● Exercise materials:
----
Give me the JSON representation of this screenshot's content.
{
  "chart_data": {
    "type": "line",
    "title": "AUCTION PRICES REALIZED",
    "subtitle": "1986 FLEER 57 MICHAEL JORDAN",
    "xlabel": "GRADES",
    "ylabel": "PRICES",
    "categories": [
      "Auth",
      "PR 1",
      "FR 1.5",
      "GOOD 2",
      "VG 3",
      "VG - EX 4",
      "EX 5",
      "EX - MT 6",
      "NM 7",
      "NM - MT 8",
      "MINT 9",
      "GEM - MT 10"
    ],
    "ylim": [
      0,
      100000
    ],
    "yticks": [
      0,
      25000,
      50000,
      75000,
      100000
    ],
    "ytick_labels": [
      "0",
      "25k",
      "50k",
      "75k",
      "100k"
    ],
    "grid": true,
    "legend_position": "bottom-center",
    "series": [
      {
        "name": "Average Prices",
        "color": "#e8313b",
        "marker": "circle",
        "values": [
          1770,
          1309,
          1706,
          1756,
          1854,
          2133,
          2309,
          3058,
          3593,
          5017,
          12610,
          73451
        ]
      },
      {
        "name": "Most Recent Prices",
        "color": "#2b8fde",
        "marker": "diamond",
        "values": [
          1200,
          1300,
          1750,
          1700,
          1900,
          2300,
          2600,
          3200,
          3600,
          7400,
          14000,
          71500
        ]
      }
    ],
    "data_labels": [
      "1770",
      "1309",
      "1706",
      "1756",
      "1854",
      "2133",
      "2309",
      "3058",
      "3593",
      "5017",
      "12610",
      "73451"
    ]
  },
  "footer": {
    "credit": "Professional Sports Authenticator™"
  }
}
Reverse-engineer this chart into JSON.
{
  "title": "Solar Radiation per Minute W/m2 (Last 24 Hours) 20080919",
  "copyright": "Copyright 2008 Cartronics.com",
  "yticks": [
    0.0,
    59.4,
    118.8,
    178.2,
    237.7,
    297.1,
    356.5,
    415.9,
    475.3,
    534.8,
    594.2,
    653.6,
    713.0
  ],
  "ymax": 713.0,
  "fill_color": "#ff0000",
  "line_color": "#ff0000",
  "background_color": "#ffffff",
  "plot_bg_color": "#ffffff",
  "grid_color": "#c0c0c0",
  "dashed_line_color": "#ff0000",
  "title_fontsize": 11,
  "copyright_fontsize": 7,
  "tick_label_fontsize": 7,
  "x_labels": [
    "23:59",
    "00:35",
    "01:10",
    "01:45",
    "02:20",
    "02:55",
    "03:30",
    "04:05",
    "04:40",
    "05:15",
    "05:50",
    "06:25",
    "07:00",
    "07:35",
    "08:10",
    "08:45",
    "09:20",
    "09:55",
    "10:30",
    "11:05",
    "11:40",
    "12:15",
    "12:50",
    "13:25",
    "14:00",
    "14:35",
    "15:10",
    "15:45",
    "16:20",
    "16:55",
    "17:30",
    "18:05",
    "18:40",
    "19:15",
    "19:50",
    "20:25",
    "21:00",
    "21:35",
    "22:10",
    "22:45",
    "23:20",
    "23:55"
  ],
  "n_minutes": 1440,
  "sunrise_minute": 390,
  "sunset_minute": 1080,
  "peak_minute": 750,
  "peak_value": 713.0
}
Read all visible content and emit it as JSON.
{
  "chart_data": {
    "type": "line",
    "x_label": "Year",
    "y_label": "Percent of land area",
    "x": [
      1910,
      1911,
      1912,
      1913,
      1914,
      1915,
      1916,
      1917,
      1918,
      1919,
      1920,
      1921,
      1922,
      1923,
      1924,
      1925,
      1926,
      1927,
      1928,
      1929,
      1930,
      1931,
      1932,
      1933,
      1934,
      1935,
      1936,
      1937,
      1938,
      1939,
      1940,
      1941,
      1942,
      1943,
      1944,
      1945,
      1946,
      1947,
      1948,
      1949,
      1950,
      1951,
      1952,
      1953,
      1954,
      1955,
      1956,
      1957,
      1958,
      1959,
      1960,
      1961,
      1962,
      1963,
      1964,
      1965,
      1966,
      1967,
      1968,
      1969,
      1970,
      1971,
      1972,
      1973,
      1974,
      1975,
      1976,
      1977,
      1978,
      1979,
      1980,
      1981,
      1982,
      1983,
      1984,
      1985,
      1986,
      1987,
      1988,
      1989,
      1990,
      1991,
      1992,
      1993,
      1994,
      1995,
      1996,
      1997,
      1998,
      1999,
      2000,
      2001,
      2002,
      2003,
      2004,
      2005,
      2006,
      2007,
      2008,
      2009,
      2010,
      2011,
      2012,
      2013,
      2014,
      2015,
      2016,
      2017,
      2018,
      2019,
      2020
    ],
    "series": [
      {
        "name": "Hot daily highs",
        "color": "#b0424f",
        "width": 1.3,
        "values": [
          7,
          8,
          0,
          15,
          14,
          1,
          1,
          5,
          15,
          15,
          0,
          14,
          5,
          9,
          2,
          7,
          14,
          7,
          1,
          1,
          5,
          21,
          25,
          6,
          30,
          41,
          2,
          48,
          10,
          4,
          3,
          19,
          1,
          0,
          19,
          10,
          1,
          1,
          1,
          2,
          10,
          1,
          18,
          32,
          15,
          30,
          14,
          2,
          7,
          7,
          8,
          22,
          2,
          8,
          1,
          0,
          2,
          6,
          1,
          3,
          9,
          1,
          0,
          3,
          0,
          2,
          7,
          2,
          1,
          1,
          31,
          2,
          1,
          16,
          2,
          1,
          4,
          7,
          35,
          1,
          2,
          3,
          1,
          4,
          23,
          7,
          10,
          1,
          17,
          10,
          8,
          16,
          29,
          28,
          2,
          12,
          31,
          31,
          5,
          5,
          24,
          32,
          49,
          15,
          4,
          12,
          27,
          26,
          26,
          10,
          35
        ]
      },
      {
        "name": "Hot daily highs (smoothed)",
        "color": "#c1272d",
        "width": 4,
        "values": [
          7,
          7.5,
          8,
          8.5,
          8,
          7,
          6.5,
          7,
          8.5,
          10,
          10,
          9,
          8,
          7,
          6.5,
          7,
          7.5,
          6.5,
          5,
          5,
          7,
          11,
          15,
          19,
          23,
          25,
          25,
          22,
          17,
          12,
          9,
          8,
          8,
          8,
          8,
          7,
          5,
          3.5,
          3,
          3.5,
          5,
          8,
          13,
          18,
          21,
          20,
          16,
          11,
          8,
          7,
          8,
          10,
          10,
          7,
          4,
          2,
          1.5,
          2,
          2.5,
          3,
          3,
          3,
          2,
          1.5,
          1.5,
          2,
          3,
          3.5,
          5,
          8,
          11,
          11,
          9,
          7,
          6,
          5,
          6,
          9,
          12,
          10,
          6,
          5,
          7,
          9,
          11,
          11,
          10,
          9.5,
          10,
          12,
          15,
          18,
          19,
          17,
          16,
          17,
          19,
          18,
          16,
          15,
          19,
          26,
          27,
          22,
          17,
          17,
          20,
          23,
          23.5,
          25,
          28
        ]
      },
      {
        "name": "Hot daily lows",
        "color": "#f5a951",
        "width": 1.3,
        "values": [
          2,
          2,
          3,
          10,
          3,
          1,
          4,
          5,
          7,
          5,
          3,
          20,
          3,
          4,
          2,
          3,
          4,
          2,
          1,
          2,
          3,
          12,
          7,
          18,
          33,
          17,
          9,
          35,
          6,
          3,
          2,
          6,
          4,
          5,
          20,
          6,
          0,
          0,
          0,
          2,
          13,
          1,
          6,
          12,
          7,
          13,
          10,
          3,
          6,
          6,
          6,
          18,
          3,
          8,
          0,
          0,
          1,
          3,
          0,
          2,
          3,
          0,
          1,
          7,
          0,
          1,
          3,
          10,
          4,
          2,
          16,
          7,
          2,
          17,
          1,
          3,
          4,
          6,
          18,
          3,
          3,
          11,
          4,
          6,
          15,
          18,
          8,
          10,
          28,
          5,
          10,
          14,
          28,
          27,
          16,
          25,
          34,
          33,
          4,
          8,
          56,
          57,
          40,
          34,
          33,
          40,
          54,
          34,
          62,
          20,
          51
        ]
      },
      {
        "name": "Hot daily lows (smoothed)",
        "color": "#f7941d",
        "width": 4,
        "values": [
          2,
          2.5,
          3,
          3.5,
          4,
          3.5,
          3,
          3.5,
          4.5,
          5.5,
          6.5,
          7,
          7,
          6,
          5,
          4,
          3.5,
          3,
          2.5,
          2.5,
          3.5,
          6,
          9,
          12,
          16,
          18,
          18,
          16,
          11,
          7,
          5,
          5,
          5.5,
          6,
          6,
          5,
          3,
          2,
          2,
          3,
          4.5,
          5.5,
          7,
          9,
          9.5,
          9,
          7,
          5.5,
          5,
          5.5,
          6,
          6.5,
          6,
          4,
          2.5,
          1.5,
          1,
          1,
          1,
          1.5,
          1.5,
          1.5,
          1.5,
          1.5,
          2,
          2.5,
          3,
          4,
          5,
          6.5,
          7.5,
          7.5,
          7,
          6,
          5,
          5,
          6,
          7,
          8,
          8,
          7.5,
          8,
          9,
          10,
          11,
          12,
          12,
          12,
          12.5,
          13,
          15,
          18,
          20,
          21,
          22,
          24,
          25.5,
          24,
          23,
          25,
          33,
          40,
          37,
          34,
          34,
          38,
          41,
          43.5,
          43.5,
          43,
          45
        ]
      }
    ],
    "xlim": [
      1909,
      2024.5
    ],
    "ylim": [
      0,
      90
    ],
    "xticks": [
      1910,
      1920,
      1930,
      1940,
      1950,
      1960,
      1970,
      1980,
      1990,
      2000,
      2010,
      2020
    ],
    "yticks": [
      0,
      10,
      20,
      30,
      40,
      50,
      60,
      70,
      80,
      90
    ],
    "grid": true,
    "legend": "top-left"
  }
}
----
● What you are asked to do: Search the data above for the string "smoothed" and return every line that has it.

● Output of the exercise:
        "name": "Hot daily highs (smoothed)",
        "name": "Hot daily lows (smoothed)",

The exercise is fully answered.